### WHAT IS NEEDED
Determine which lines of the records include the word "SCIENZE", and copy them.

(Data records)
>> Start

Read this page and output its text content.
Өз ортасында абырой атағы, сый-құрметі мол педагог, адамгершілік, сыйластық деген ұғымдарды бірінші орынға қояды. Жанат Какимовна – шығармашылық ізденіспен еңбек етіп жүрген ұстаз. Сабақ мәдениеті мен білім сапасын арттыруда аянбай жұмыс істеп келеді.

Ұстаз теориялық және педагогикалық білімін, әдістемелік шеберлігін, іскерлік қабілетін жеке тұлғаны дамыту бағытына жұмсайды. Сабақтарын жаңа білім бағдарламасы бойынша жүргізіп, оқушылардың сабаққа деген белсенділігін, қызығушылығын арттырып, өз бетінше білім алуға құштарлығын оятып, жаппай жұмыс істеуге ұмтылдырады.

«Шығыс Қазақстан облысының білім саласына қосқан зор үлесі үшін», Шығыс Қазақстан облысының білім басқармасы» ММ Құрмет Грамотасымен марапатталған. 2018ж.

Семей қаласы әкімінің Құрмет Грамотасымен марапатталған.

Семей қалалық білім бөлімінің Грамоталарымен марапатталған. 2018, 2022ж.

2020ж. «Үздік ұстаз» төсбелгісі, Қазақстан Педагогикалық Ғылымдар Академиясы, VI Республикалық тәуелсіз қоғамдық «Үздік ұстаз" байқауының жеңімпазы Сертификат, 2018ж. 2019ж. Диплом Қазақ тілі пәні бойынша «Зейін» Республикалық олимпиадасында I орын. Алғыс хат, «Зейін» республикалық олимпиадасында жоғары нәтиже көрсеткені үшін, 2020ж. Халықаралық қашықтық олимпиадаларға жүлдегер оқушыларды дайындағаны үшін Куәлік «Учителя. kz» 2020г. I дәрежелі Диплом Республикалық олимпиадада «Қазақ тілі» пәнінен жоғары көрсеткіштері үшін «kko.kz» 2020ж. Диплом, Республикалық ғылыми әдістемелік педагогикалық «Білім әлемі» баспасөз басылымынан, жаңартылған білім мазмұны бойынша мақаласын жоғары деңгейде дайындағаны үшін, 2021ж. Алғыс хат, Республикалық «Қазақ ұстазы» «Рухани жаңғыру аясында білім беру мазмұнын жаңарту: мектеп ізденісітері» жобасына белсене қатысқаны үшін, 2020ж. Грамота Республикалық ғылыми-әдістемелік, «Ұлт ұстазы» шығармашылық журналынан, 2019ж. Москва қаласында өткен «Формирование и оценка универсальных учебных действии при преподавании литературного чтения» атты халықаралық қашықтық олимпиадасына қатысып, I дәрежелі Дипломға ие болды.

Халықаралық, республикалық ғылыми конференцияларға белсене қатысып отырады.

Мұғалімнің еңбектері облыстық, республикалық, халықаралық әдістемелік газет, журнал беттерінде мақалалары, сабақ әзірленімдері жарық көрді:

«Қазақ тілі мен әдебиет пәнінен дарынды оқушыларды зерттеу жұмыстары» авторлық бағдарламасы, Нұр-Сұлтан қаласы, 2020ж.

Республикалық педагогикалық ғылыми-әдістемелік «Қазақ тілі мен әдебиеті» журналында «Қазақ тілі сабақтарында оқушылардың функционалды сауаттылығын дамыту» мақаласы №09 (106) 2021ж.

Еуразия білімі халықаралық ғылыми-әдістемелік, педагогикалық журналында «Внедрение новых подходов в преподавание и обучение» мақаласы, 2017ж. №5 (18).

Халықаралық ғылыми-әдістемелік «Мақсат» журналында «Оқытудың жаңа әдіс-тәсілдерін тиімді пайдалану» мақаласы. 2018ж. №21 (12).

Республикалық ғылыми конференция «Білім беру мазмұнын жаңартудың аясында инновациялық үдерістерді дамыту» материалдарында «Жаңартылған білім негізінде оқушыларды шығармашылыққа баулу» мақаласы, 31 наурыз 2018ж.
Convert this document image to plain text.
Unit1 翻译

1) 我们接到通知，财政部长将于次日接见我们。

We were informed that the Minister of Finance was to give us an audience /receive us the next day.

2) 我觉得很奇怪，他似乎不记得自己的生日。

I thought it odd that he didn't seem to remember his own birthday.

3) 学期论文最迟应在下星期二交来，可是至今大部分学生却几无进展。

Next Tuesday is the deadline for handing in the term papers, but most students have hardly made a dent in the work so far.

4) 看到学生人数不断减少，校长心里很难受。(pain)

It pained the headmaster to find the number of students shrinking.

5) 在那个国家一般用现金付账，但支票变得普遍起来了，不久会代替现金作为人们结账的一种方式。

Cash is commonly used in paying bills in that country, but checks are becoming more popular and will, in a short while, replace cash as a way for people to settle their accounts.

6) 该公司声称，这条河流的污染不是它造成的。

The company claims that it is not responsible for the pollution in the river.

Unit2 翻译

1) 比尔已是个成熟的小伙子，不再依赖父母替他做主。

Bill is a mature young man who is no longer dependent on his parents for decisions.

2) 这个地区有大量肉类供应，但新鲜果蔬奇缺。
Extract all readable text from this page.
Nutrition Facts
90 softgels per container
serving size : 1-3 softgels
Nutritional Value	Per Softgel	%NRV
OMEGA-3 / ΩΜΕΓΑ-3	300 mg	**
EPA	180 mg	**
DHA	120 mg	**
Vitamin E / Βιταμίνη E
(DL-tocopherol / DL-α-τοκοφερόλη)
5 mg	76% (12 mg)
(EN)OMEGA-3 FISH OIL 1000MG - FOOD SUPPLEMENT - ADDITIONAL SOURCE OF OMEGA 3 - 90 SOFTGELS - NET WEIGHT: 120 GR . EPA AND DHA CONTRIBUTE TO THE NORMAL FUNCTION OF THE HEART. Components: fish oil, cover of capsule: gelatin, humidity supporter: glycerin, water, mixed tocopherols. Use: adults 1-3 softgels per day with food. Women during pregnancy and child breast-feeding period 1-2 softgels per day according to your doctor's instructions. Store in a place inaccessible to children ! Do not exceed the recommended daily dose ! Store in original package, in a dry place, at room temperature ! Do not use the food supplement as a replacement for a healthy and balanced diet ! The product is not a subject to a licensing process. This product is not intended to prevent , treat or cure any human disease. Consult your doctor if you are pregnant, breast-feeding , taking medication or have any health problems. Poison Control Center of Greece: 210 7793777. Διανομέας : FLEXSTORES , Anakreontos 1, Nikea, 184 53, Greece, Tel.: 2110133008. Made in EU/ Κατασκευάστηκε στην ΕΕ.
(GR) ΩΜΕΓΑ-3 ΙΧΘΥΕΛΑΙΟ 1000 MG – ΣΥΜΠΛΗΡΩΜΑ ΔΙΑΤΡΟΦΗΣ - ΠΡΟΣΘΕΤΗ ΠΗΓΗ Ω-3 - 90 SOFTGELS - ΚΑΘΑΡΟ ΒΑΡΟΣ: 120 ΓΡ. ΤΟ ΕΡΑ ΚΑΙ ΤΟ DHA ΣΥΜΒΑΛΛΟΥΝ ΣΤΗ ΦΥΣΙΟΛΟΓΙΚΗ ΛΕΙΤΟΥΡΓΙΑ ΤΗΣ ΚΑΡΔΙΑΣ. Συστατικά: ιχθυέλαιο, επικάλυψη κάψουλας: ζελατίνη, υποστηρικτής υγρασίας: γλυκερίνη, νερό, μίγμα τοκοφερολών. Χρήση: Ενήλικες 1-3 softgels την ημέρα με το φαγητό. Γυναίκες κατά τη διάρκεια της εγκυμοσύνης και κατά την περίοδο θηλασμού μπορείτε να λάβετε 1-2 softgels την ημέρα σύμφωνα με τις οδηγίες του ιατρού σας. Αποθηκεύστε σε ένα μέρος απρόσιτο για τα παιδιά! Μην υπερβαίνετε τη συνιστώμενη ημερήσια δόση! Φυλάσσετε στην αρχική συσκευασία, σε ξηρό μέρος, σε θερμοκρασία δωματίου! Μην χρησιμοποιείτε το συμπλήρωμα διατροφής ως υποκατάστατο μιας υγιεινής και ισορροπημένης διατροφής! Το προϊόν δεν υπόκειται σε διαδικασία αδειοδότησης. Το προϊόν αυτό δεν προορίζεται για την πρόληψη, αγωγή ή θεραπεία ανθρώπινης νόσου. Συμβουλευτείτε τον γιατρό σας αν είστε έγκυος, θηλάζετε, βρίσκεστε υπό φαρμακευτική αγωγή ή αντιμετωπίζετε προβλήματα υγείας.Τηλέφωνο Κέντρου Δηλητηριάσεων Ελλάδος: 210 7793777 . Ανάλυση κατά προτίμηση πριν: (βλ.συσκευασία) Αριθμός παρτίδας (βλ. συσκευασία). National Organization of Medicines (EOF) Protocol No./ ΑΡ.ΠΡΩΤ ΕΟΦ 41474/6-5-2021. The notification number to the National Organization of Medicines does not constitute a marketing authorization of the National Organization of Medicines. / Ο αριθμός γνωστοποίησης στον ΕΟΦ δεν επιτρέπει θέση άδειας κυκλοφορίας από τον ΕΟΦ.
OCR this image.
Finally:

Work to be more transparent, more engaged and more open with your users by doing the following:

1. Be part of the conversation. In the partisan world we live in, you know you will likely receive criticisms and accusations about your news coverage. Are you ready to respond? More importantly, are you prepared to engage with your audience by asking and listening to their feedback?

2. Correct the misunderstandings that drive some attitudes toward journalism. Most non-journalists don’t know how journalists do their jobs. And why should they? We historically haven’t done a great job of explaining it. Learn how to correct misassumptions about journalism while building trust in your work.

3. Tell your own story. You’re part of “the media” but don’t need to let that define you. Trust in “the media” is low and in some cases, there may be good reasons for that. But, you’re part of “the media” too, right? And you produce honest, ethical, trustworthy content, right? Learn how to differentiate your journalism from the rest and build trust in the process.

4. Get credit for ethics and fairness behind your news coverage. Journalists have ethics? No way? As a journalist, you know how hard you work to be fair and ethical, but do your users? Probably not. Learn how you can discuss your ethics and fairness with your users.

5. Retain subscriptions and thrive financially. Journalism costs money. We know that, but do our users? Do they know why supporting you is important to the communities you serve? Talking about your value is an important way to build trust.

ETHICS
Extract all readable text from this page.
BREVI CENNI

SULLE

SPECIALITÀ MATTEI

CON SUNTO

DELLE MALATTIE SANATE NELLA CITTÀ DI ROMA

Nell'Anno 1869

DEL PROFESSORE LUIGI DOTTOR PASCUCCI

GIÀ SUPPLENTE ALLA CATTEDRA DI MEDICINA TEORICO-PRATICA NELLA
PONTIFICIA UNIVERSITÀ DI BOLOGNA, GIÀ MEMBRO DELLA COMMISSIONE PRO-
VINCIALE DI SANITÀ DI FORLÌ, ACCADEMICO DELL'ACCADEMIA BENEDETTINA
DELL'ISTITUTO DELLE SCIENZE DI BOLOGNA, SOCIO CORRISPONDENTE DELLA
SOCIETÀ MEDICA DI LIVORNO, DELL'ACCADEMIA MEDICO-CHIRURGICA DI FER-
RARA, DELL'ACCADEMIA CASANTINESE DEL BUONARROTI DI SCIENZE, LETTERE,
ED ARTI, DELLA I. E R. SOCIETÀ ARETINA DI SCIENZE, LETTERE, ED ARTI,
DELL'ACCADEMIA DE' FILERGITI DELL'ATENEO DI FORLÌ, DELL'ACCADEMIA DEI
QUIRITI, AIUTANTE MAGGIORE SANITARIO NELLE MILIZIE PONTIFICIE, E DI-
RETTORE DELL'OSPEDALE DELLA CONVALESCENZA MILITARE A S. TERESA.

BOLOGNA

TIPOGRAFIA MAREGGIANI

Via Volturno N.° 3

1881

>> End

### THE OUTPUT
DELL'ISTITUTO DELLE SCIENZE DI BOLOGNA, SOCIO CORRISPONDENTE DELLA
RARA, DELL'ACCADEMIA CASANTINESE DEL BUONARROTI DI SCIENZE, LETTERE,
ED ARTI, DELLA I. E R. SOCIETÀ ARETINA DI SCIENZE, LETTERE, ED ARTI,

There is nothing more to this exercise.